┌────────

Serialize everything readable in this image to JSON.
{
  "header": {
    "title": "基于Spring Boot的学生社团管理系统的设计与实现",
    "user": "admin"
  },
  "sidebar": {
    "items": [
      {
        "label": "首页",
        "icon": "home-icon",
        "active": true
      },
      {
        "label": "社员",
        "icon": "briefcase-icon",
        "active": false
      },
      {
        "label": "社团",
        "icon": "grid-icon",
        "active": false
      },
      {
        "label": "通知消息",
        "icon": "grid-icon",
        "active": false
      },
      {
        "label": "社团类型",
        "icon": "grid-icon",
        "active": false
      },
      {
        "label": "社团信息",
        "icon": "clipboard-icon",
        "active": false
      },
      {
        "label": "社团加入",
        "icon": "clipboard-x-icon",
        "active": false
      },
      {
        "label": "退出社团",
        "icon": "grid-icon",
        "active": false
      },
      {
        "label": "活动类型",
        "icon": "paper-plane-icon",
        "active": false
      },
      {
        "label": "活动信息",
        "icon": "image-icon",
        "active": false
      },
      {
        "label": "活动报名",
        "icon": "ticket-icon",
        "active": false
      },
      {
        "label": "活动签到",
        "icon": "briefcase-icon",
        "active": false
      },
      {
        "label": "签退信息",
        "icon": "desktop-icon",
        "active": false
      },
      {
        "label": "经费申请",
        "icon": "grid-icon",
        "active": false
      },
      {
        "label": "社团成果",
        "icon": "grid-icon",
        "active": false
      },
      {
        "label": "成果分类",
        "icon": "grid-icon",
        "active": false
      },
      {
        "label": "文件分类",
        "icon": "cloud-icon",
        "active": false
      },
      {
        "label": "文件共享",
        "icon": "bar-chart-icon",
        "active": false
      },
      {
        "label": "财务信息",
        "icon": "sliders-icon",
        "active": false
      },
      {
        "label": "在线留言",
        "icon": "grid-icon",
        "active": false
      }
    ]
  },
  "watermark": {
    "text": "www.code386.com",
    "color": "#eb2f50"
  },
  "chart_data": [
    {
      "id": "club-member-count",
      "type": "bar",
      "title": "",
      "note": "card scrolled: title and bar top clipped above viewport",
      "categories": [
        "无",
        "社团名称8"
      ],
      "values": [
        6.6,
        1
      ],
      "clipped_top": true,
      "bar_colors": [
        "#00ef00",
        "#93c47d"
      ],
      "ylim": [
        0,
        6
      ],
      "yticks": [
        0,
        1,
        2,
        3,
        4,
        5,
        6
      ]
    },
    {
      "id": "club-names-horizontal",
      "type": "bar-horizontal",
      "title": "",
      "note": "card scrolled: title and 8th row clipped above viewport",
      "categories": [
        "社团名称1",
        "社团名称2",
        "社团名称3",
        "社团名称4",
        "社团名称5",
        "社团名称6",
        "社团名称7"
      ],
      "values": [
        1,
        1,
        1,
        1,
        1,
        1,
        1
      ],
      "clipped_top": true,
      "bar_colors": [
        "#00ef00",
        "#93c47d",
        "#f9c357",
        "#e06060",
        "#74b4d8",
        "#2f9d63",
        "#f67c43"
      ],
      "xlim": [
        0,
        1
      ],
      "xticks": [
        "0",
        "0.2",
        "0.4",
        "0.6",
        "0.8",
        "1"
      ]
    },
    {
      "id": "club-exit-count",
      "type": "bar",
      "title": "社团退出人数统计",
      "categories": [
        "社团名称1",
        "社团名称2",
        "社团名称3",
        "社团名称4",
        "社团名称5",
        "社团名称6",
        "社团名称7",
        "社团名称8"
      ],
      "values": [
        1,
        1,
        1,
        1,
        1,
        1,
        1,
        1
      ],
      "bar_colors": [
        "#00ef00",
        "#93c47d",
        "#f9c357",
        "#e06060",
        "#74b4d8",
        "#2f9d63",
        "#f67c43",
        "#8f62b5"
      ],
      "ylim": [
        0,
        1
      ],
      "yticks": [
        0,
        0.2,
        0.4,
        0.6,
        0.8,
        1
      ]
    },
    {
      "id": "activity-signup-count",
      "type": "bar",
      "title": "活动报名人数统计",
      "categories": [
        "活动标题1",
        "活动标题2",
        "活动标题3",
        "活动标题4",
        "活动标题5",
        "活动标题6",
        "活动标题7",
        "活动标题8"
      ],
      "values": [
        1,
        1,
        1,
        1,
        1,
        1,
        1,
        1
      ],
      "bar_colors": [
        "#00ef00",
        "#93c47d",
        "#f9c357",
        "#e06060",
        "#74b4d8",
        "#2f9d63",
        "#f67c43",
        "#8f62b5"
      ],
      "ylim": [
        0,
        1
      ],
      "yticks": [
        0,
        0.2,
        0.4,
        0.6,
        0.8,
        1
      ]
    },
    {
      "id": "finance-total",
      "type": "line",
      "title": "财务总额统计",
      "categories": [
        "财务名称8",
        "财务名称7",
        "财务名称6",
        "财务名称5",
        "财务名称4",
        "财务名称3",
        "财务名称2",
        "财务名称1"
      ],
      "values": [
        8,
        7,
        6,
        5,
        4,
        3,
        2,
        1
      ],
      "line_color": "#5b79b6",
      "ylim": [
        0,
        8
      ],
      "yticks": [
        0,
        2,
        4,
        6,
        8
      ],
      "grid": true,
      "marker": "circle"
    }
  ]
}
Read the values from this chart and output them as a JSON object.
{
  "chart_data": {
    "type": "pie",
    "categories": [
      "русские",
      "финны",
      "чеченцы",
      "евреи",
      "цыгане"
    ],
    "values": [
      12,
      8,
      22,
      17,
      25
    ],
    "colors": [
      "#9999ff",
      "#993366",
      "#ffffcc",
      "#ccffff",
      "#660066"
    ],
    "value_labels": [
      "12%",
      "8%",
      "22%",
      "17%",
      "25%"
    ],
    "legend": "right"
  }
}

└────────

YOUR GOAL: Write the material out again word for word.

EXERCISE RESULT:
Serialize everything readable in this image to JSON.
{
  "header": {
    "title": "基于Spring Boot的学生社团管理系统的设计与实现",
    "user": "admin"
  },
  "sidebar": {
    "items": [
      {
        "label": "首页",
        "icon": "home-icon",
        "active": true
      },
      {
        "label": "社员",
        "icon": "briefcase-icon",
        "active": false
      },
      {
        "label": "社团",
        "icon": "grid-icon",
        "active": false
      },
      {
        "label": "通知消息",
        "icon": "grid-icon",
        "active": false
      },
      {
        "label": "社团类型",
        "icon": "grid-icon",
        "active": false
      },
      {
        "label": "社团信息",
        "icon": "clipboard-icon",
        "active": false
      },
      {
        "label": "社团加入",
        "icon": "clipboard-x-icon",
        "active": false
      },
      {
        "label": "退出社团",
        "icon": "grid-icon",
        "active": false
      },
      {
        "label": "活动类型",
        "icon": "paper-plane-icon",
        "active": false
      },
      {
        "label": "活动信息",
        "icon": "image-icon",
        "active": false
      },
      {
        "label": "活动报名",
        "icon": "ticket-icon",
        "active": false
      },
      {
        "label": "活动签到",
        "icon": "briefcase-icon",
        "active": false
      },
      {
        "label": "签退信息",
        "icon": "desktop-icon",
        "active": false
      },
      {
        "label": "经费申请",
        "icon": "grid-icon",
        "active": false
      },
      {
        "label": "社团成果",
        "icon": "grid-icon",
        "active": false
      },
      {
        "label": "成果分类",
        "icon": "grid-icon",
        "active": false
      },
      {
        "label": "文件分类",
        "icon": "cloud-icon",
        "active": false
      },
      {
        "label": "文件共享",
        "icon": "bar-chart-icon",
        "active": false
      },
      {
        "label": "财务信息",
        "icon": "sliders-icon",
        "active": false
      },
      {
        "label": "在线留言",
        "icon": "grid-icon",
        "active": false
      }
    ]
  },
  "watermark": {
    "text": "www.code386.com",
    "color": "#eb2f50"
  },
  "chart_data": [
    {
      "id": "club-member-count",
      "type": "bar",
      "title": "",
      "note": "card scrolled: title and bar top clipped above viewport",
      "categories": [
        "无",
        "社团名称8"
      ],
      "values": [
        6.6,
        1
      ],
      "clipped_top": true,
      "bar_colors": [
        "#00ef00",
        "#93c47d"
      ],
      "ylim": [
        0,
        6
      ],
      "yticks": [
        0,
        1,
        2,
        3,
        4,
        5,
        6
      ]
    },
    {
      "id": "club-names-horizontal",
      "type": "bar-horizontal",
      "title": "",
      "note": "card scrolled: title and 8th row clipped above viewport",
      "categories": [
        "社团名称1",
        "社团名称2",
        "社团名称3",
        "社团名称4",
        "社团名称5",
        "社团名称6",
        "社团名称7"
      ],
      "values": [
        1,
        1,
        1,
        1,
        1,
        1,
        1
      ],
      "clipped_top": true,
      "bar_colors": [
        "#00ef00",
        "#93c47d",
        "#f9c357",
        "#e06060",
        "#74b4d8",
        "#2f9d63",
        "#f67c43"
      ],
      "xlim": [
        0,
        1
      ],
      "xticks": [
        "0",
        "0.2",
        "0.4",
        "0.6",
        "0.8",
        "1"
      ]
    },
    {
      "id": "club-exit-count",
      "type": "bar",
      "title": "社团退出人数统计",
      "categories": [
        "社团名称1",
        "社团名称2",
        "社团名称3",
        "社团名称4",
        "社团名称5",
        "社团名称6",
        "社团名称7",
        "社团名称8"
      ],
      "values": [
        1,
        1,
        1,
        1,
        1,
        1,
        1,
        1
      ],
      "bar_colors": [
        "#00ef00",
        "#93c47d",
        "#f9c357",
        "#e06060",
        "#74b4d8",
        "#2f9d63",
        "#f67c43",
        "#8f62b5"
      ],
      "ylim": [
        0,
        1
      ],
      "yticks": [
        0,
        0.2,
        0.4,
        0.6,
        0.8,
        1
      ]
    },
    {
      "id": "activity-signup-count",
      "type": "bar",
      "title": "活动报名人数统计",
      "categories": [
        "活动标题1",
        "活动标题2",
        "活动标题3",
        "活动标题4",
        "活动标题5",
        "活动标题6",
        "活动标题7",
        "活动标题8"
      ],
      "values": [
        1,
        1,
        1,
        1,
        1,
        1,
        1,
        1
      ],
      "bar_colors": [
        "#00ef00",
        "#93c47d",
        "#f9c357",
        "#e06060",
        "#74b4d8",
        "#2f9d63",
        "#f67c43",
        "#8f62b5"
      ],
      "ylim": [
        0,
        1
      ],
      "yticks": [
        0,
        0.2,
        0.4,
        0.6,
        0.8,
        1
      ]
    },
    {
      "id": "finance-total",
      "type": "line",
      "title": "财务总额统计",
      "categories": [
        "财务名称8",
        "财务名称7",
        "财务名称6",
        "财务名称5",
        "财务名称4",
        "财务名称3",
        "财务名称2",
        "财务名称1"
      ],
      "values": [
        8,
        7,
        6,
        5,
        4,
        3,
        2,
        1
      ],
      "line_color": "#5b79b6",
      "ylim": [
        0,
        8
      ],
      "yticks": [
        0,
        2,
        4,
        6,
        8
      ],
      "grid": true,
      "marker": "circle"
    }
  ]
}
Read the values from this chart and output them as a JSON object.
{
  "chart_data": {
    "type": "pie",
    "categories": [
      "русские",
      "финны",
      "чеченцы",
      "евреи",
      "цыгане"
    ],
    "values": [
      12,
      8,
      22,
      17,
      25
    ],
    "colors": [
      "#9999ff",
      "#993366",
      "#ffffcc",
      "#ccffff",
      "#660066"
    ],
    "value_labels": [
      "12%",
      "8%",
      "22%",
      "17%",
      "25%"
    ],
    "legend": "right"
  }
}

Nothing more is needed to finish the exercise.